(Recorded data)

+ + + +

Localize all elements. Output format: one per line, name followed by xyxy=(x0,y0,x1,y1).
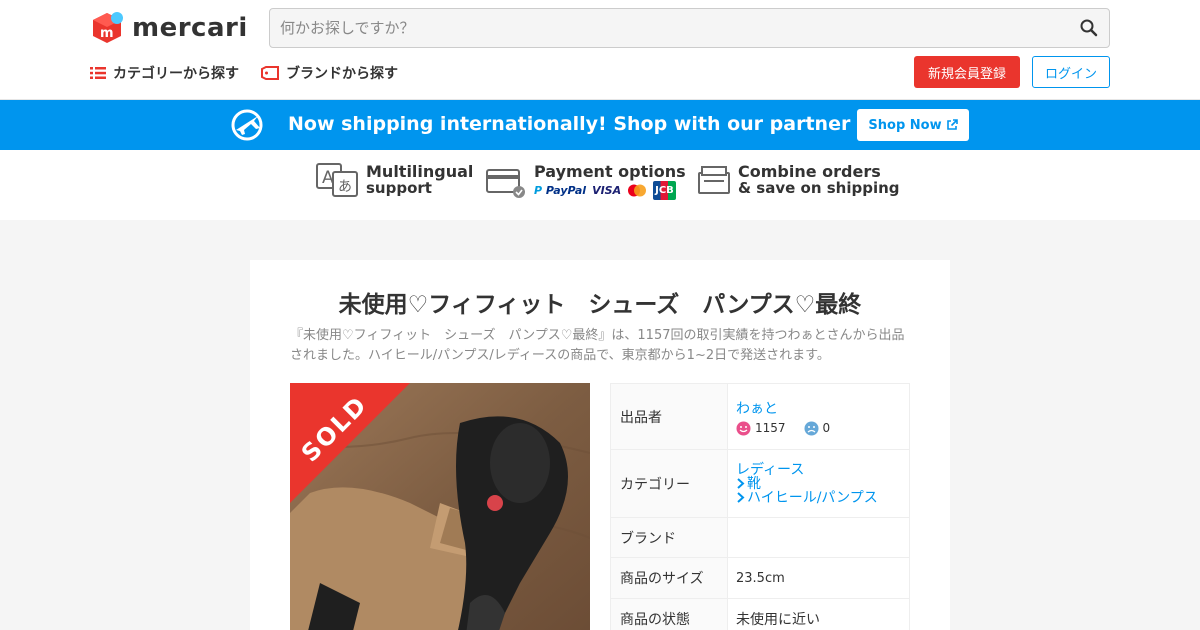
chevron-right-icon xyxy=(737,492,745,503)
feature-payment: Payment options P PayPal VISA JCB xyxy=(486,163,686,200)
payment-logos: P PayPal VISA JCB xyxy=(534,181,686,200)
tag-icon xyxy=(261,66,279,80)
seller-name-link[interactable]: わぁと xyxy=(736,401,778,417)
category-nav-label: カテゴリーから探す xyxy=(113,66,239,82)
detail-row-category: カテゴリー レディース 靴 ハイヒール/パンプス xyxy=(610,449,910,518)
item-title: 未使用♡フィフィット シューズ パンプス♡最終 xyxy=(338,292,862,318)
search-input[interactable] xyxy=(270,9,1070,47)
logo-text: mercari xyxy=(132,13,248,43)
detail-row-seller: 出品者 わぁと 1157 0 xyxy=(610,383,910,450)
seller-label: 出品者 xyxy=(610,383,728,450)
site-header: m mercari カテゴリーから探す ブランドから探す 新規会員登録 ログイン xyxy=(0,0,1200,100)
shop-now-label: Shop Now xyxy=(868,117,942,133)
sad-icon xyxy=(804,421,819,435)
combine-title: Combine orders xyxy=(738,162,881,181)
signup-button[interactable]: 新規会員登録 xyxy=(914,56,1020,88)
payment-title: Payment options xyxy=(534,162,686,181)
item-detail-table: 出品者 わぁと 1157 0 カテゴリー レディース 靴 ハイヒール/パンプス … xyxy=(610,383,910,630)
category-nav-link[interactable]: カテゴリーから探す xyxy=(90,63,239,83)
size-value: 23.5cm xyxy=(727,557,910,599)
brand-nav-link[interactable]: ブランドから探す xyxy=(261,63,398,83)
category-link-3[interactable]: ハイヒール/パンプス xyxy=(747,491,878,505)
category-cell: レディース 靴 ハイヒール/パンプス xyxy=(727,449,910,518)
rating-good-count: 1157 xyxy=(755,421,786,435)
login-button[interactable]: ログイン xyxy=(1032,56,1110,88)
banner-text: Now shipping internationally! Shop with … xyxy=(288,113,932,135)
svg-text:あ: あ xyxy=(338,179,352,195)
combine-sub: & save on shipping xyxy=(738,179,900,197)
category-link-1[interactable]: レディース xyxy=(736,463,804,477)
external-link-icon xyxy=(946,119,958,130)
size-label: 商品のサイズ xyxy=(610,557,728,599)
feature-combine: Combine orders & save on shipping xyxy=(698,163,900,197)
item-photo[interactable]: SOLD xyxy=(290,383,590,630)
feature-multilingual: A あ Multilingual support xyxy=(316,163,473,197)
search-bar xyxy=(269,8,1110,48)
category-label: カテゴリー xyxy=(610,449,728,518)
mercari-logo[interactable]: m mercari xyxy=(90,11,248,45)
search-icon[interactable] xyxy=(1079,18,1099,38)
seller-cell: わぁと 1157 0 xyxy=(727,383,910,450)
smile-icon xyxy=(736,421,751,435)
airplane-globe-icon xyxy=(231,109,263,141)
translate-icon: A あ xyxy=(316,163,358,197)
brand-label: ブランド xyxy=(610,517,728,558)
shop-now-button[interactable]: Shop Now xyxy=(857,109,969,141)
item-description: 『未使用♡フィフィット シューズ パンプス♡最終』は、1157回の取引実績を持つ… xyxy=(290,328,905,363)
condition-value: 未使用に近い xyxy=(727,598,910,630)
chevron-right-icon xyxy=(737,478,745,489)
rating-bad-count: 0 xyxy=(822,421,831,435)
multilingual-sub: support xyxy=(366,179,432,197)
category-link-2[interactable]: 靴 xyxy=(747,477,761,491)
list-icon xyxy=(90,67,106,79)
jcb-logo: JCB xyxy=(653,181,676,200)
features-strip: A あ Multilingual support Payment options… xyxy=(0,150,1200,220)
brand-nav-label: ブランドから探す xyxy=(286,66,398,82)
seller-rating: 1157 0 xyxy=(736,421,901,436)
mercari-logo-icon: m xyxy=(93,12,123,43)
brand-value xyxy=(727,517,910,558)
credit-card-icon xyxy=(486,168,525,198)
visa-logo: VISA xyxy=(592,184,622,197)
condition-label: 商品の状態 xyxy=(610,598,728,630)
detail-row-brand: ブランド xyxy=(610,517,910,558)
package-icon xyxy=(698,166,730,194)
detail-row-size: 商品のサイズ 23.5cm xyxy=(610,557,910,599)
buyee-banner: Now shipping internationally! Shop with … xyxy=(0,100,1200,150)
paypal-logo: P PayPal xyxy=(534,184,587,197)
svg-text:m: m xyxy=(100,26,114,41)
detail-row-condition: 商品の状態 未使用に近い xyxy=(610,598,910,630)
mastercard-logo xyxy=(628,184,647,197)
multilingual-title: Multilingual xyxy=(366,162,474,181)
item-card: 未使用♡フィフィット シューズ パンプス♡最終 『未使用♡フィフィット シューズ… xyxy=(250,260,950,630)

+ + + +

Stated goal
Return the lines from the one with "chevron-right-icon xyxy=(737,492,745,503)" up to and including the one with "payment-title: Payment options", unchanged.

Task solution
chevron-right-icon xyxy=(737,492,745,503)
feature-payment: Payment options P PayPal VISA JCB xyxy=(486,163,686,200)
payment-logos: P PayPal VISA JCB xyxy=(534,181,686,200)
tag-icon xyxy=(261,66,279,80)
seller-name-link[interactable]: わぁと xyxy=(736,401,778,417)
category-nav-label: カテゴリーから探す xyxy=(113,66,239,82)
detail-row-category: カテゴリー レディース 靴 ハイヒール/パンプス xyxy=(610,449,910,518)
item-title: 未使用♡フィフィット シューズ パンプス♡最終 xyxy=(338,292,862,318)
search-input[interactable] xyxy=(270,9,1070,47)
logo-text: mercari xyxy=(132,13,248,43)
detail-row-seller: 出品者 わぁと 1157 0 xyxy=(610,383,910,450)
seller-label: 出品者 xyxy=(610,383,728,450)
site-header: m mercari カテゴリーから探す ブランドから探す 新規会員登録 ログイン xyxy=(0,0,1200,100)
shop-now-label: Shop Now xyxy=(868,117,942,133)
sad-icon xyxy=(804,421,819,435)
combine-title: Combine orders xyxy=(738,162,881,181)
signup-button[interactable]: 新規会員登録 xyxy=(914,56,1020,88)
payment-title: Payment options xyxy=(534,162,686,181)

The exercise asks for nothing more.